# GIVEN INFORMATION start
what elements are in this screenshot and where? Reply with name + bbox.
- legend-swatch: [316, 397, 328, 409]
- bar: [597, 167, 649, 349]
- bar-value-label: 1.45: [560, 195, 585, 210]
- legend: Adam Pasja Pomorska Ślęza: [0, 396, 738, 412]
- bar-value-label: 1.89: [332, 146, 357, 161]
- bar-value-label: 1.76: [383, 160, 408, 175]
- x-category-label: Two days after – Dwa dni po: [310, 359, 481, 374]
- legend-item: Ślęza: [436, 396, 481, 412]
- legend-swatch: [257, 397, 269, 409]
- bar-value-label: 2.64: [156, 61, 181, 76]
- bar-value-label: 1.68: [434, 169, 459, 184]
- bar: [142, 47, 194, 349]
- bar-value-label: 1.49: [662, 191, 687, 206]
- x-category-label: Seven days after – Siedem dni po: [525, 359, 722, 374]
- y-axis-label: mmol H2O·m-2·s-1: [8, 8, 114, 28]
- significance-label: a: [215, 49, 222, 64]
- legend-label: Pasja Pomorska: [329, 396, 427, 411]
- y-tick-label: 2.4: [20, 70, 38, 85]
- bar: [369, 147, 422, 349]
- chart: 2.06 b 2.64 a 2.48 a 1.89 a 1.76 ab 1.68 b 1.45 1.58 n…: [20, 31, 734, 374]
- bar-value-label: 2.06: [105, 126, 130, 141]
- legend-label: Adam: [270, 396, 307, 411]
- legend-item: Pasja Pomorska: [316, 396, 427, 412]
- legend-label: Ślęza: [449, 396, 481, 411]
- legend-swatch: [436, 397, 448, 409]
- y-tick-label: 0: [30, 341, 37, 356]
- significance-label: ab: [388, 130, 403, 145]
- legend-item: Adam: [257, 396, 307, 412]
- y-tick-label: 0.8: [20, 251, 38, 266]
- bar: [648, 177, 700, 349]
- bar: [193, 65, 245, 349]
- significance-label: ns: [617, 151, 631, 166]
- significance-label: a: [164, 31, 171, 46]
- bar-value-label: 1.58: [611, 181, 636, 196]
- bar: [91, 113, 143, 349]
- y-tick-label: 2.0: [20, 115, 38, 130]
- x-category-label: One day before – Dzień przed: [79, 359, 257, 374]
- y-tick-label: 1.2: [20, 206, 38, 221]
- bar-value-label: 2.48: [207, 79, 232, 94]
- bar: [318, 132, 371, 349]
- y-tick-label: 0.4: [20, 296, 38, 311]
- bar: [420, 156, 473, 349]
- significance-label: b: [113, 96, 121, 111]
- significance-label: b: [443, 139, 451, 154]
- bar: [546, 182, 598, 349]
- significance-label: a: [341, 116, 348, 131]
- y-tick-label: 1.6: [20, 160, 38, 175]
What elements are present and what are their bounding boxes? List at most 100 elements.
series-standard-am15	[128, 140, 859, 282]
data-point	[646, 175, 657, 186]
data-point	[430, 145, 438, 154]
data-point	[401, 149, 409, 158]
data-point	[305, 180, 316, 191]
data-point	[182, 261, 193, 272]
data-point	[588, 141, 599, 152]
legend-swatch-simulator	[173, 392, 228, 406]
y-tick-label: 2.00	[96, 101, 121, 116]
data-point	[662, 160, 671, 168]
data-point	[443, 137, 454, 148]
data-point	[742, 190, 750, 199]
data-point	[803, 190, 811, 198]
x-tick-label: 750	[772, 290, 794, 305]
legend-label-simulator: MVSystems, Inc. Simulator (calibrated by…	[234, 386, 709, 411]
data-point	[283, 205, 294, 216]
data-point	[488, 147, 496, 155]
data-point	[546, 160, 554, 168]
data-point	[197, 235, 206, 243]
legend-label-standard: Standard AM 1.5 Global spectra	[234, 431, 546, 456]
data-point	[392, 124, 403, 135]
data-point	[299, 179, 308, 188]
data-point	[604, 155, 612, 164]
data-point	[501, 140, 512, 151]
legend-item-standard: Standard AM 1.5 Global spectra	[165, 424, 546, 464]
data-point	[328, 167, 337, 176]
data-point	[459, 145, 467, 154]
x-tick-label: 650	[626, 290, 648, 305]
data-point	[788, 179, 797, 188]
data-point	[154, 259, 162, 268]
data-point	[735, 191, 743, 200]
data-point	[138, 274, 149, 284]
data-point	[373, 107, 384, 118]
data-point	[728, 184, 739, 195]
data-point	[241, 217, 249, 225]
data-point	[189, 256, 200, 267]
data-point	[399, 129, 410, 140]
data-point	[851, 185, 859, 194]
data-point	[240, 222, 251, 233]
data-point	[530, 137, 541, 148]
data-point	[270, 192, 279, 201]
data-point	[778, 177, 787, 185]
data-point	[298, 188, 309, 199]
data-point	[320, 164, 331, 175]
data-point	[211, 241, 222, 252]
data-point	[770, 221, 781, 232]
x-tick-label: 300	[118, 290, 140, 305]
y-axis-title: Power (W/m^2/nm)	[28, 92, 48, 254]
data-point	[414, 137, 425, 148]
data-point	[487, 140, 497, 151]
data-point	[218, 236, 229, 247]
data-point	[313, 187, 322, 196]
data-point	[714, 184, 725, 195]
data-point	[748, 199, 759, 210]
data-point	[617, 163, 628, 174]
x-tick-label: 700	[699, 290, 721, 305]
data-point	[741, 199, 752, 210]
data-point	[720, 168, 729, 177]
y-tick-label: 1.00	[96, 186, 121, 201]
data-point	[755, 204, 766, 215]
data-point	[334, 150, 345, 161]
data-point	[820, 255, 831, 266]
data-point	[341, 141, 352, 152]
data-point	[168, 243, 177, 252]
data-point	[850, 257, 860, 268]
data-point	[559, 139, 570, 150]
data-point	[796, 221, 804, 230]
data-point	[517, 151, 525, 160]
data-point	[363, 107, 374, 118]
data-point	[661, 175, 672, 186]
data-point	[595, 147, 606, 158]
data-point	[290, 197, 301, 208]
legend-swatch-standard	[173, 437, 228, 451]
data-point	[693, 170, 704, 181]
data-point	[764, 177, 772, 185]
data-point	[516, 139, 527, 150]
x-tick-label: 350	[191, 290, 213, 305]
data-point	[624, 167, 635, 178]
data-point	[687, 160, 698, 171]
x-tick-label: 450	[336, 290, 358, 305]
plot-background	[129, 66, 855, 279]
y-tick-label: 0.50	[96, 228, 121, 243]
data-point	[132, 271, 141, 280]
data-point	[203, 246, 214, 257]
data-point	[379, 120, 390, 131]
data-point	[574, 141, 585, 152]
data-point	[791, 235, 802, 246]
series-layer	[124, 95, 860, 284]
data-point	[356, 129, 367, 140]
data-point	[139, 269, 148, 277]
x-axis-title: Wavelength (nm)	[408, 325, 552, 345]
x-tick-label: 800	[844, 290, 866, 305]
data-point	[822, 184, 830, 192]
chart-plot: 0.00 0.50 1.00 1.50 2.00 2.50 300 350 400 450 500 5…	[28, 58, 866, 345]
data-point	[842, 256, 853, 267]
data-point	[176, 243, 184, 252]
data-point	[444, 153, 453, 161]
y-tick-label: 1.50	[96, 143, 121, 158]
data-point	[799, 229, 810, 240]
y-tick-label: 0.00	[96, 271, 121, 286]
# GIVEN INFORMATION end
Pull every line from the entries above and reproduce each one verbatim, without changing, dropping, or reordering anything.

what elements are in this screenshot and where? Reply with name + bbox.
- legend-swatch: [316, 397, 328, 409]
- bar: [597, 167, 649, 349]
- bar-value-label: 1.45: [560, 195, 585, 210]
- legend: Adam Pasja Pomorska Ślęza: [0, 396, 738, 412]
- bar-value-label: 1.89: [332, 146, 357, 161]
- bar-value-label: 1.76: [383, 160, 408, 175]
- x-category-label: Two days after – Dwa dni po: [310, 359, 481, 374]
- legend-item: Ślęza: [436, 396, 481, 412]
- legend-swatch: [257, 397, 269, 409]
- bar-value-label: 2.64: [156, 61, 181, 76]
- bar-value-label: 1.68: [434, 169, 459, 184]
- bar: [142, 47, 194, 349]
- bar-value-label: 1.49: [662, 191, 687, 206]
- x-category-label: Seven days after – Siedem dni po: [525, 359, 722, 374]
- y-axis-label: mmol H2O·m-2·s-1: [8, 8, 114, 28]
- significance-label: a: [215, 49, 222, 64]
- legend-label: Pasja Pomorska: [329, 396, 427, 411]
- y-tick-label: 2.4: [20, 70, 38, 85]
- bar: [369, 147, 422, 349]
- chart: 2.06 b 2.64 a 2.48 a 1.89 a 1.76 ab 1.68 b 1.45 1.58 n…: [20, 31, 734, 374]
- bar-value-label: 2.06: [105, 126, 130, 141]
- legend-label: Adam: [270, 396, 307, 411]
- legend-item: Pasja Pomorska: [316, 396, 427, 412]
- legend-label: Ślęza: [449, 396, 481, 411]
- legend-swatch: [436, 397, 448, 409]
- y-tick-label: 0: [30, 341, 37, 356]
- significance-label: ab: [388, 130, 403, 145]
- legend-item: Adam: [257, 396, 307, 412]
- y-tick-label: 0.8: [20, 251, 38, 266]
- bar: [648, 177, 700, 349]
- bar: [193, 65, 245, 349]
- significance-label: ns: [617, 151, 631, 166]
- significance-label: a: [164, 31, 171, 46]
- bar-value-label: 1.58: [611, 181, 636, 196]
- bar: [91, 113, 143, 349]
- y-tick-label: 2.0: [20, 115, 38, 130]
- x-category-label: One day before – Dzień przed: [79, 359, 257, 374]
- y-tick-label: 1.2: [20, 206, 38, 221]
- bar-value-label: 2.48: [207, 79, 232, 94]
- bar: [318, 132, 371, 349]
- y-tick-label: 0.4: [20, 296, 38, 311]
- bar: [420, 156, 473, 349]
- significance-label: b: [113, 96, 121, 111]
- significance-label: b: [443, 139, 451, 154]
- bar: [546, 182, 598, 349]
- significance-label: a: [341, 116, 348, 131]
- y-tick-label: 1.6: [20, 160, 38, 175]
What elements are present and what are their bounding boxes? List at most 100 elements.
series-standard-am15	[128, 140, 859, 282]
data-point	[646, 175, 657, 186]
data-point	[430, 145, 438, 154]
data-point	[401, 149, 409, 158]
data-point	[305, 180, 316, 191]
data-point	[182, 261, 193, 272]
data-point	[588, 141, 599, 152]
legend-swatch-simulator	[173, 392, 228, 406]
y-tick-label: 2.00	[96, 101, 121, 116]
data-point	[662, 160, 671, 168]
data-point	[443, 137, 454, 148]
data-point	[742, 190, 750, 199]
data-point	[803, 190, 811, 198]
x-tick-label: 750	[772, 290, 794, 305]
legend-label-simulator: MVSystems, Inc. Simulator (calibrated by…	[234, 386, 709, 411]
data-point	[283, 205, 294, 216]
data-point	[488, 147, 496, 155]
data-point	[546, 160, 554, 168]
data-point	[197, 235, 206, 243]
legend-label-standard: Standard AM 1.5 Global spectra	[234, 431, 546, 456]
data-point	[392, 124, 403, 135]
data-point	[299, 179, 308, 188]
data-point	[604, 155, 612, 164]
data-point	[501, 140, 512, 151]
legend-item-standard: Standard AM 1.5 Global spectra	[165, 424, 546, 464]
data-point	[328, 167, 337, 176]
data-point	[459, 145, 467, 154]
x-tick-label: 650	[626, 290, 648, 305]
data-point	[788, 179, 797, 188]
data-point	[154, 259, 162, 268]
data-point	[735, 191, 743, 200]
data-point	[138, 274, 149, 284]
data-point	[373, 107, 384, 118]
data-point	[728, 184, 739, 195]
data-point	[241, 217, 249, 225]
data-point	[189, 256, 200, 267]
data-point	[399, 129, 410, 140]
data-point	[851, 185, 859, 194]
data-point	[240, 222, 251, 233]
data-point	[530, 137, 541, 148]
data-point	[270, 192, 279, 201]
data-point	[778, 177, 787, 185]
data-point	[298, 188, 309, 199]
data-point	[320, 164, 331, 175]
data-point	[211, 241, 222, 252]
data-point	[770, 221, 781, 232]
x-tick-label: 300	[118, 290, 140, 305]
y-axis-title: Power (W/m^2/nm)	[28, 92, 48, 254]
data-point	[414, 137, 425, 148]
data-point	[487, 140, 497, 151]
data-point	[218, 236, 229, 247]
data-point	[313, 187, 322, 196]
data-point	[714, 184, 725, 195]
data-point	[748, 199, 759, 210]
data-point	[617, 163, 628, 174]
x-tick-label: 700	[699, 290, 721, 305]
data-point	[741, 199, 752, 210]
data-point	[720, 168, 729, 177]
y-tick-label: 1.00	[96, 186, 121, 201]
data-point	[755, 204, 766, 215]
data-point	[334, 150, 345, 161]
data-point	[820, 255, 831, 266]
data-point	[341, 141, 352, 152]
data-point	[168, 243, 177, 252]
data-point	[850, 257, 860, 268]
data-point	[559, 139, 570, 150]
data-point	[796, 221, 804, 230]
data-point	[517, 151, 525, 160]
data-point	[363, 107, 374, 118]
data-point	[661, 175, 672, 186]
data-point	[595, 147, 606, 158]
data-point	[290, 197, 301, 208]
legend-swatch-standard	[173, 437, 228, 451]
data-point	[693, 170, 704, 181]
data-point	[764, 177, 772, 185]
data-point	[516, 139, 527, 150]
x-tick-label: 350	[191, 290, 213, 305]
data-point	[624, 167, 635, 178]
data-point	[687, 160, 698, 171]
x-tick-label: 450	[336, 290, 358, 305]
plot-background	[129, 66, 855, 279]
y-tick-label: 0.50	[96, 228, 121, 243]
data-point	[132, 271, 141, 280]
data-point	[203, 246, 214, 257]
data-point	[379, 120, 390, 131]
data-point	[574, 141, 585, 152]
data-point	[791, 235, 802, 246]
series-layer	[124, 95, 860, 284]
data-point	[356, 129, 367, 140]
data-point	[139, 269, 148, 277]
x-axis-title: Wavelength (nm)	[408, 325, 552, 345]
x-tick-label: 800	[844, 290, 866, 305]
data-point	[822, 184, 830, 192]
chart-plot: 0.00 0.50 1.00 1.50 2.00 2.50 300 350 400 450 500 5…	[28, 58, 866, 345]
data-point	[842, 256, 853, 267]
data-point	[176, 243, 184, 252]
data-point	[444, 153, 453, 161]
y-tick-label: 1.50	[96, 143, 121, 158]
data-point	[799, 229, 810, 240]
y-tick-label: 0.00	[96, 271, 121, 286]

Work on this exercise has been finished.